SHORT EXERCISE: Set down each entry from the block beneath, exactly as written.

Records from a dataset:
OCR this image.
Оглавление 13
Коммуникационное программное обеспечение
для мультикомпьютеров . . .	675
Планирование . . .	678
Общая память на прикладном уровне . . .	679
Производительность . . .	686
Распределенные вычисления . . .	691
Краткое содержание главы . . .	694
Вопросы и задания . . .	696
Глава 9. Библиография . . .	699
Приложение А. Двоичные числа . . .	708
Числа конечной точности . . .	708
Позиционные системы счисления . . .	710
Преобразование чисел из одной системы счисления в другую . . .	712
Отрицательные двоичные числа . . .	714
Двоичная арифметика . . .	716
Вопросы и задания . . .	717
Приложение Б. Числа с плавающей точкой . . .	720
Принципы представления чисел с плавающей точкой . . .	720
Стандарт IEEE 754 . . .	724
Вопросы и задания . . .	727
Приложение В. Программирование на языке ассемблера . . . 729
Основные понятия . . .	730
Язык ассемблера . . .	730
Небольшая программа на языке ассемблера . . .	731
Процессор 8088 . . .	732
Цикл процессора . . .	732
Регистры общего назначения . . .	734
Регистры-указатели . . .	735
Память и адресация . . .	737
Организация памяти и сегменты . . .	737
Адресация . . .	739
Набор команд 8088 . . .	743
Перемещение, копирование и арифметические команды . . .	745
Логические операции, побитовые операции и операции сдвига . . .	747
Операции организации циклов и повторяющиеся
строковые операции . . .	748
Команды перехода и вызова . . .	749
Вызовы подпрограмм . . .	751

TASK SOLUTION:
OCR this image.
Оглавление 13
Коммуникационное программное обеспечение
для мультикомпьютеров . . .	675
Планирование . . .	678
Общая память на прикладном уровне . . .	679
Производительность . . .	686
Распределенные вычисления . . .	691
Краткое содержание главы . . .	694
Вопросы и задания . . .	696
Глава 9. Библиография . . .	699
Приложение А. Двоичные числа . . .	708
Числа конечной точности . . .	708
Позиционные системы счисления . . .	710
Преобразование чисел из одной системы счисления в другую . . .	712
Отрицательные двоичные числа . . .	714
Двоичная арифметика . . .	716
Вопросы и задания . . .	717
Приложение Б. Числа с плавающей точкой . . .	720
Принципы представления чисел с плавающей точкой . . .	720
Стандарт IEEE 754 . . .	724
Вопросы и задания . . .	727
Приложение В. Программирование на языке ассемблера . . . 729
Основные понятия . . .	730
Язык ассемблера . . .	730
Небольшая программа на языке ассемблера . . .	731
Процессор 8088 . . .	732
Цикл процессора . . .	732
Регистры общего назначения . . .	734
Регистры-указатели . . .	735
Память и адресация . . .	737
Организация памяти и сегменты . . .	737
Адресация . . .	739
Набор команд 8088 . . .	743
Перемещение, копирование и арифметические команды . . .	745
Логические операции, побитовые операции и операции сдвига . . .	747
Операции организации циклов и повторяющиеся
строковые операции . . .	748
Команды перехода и вызова . . .	749
Вызовы подпрограмм . . .	751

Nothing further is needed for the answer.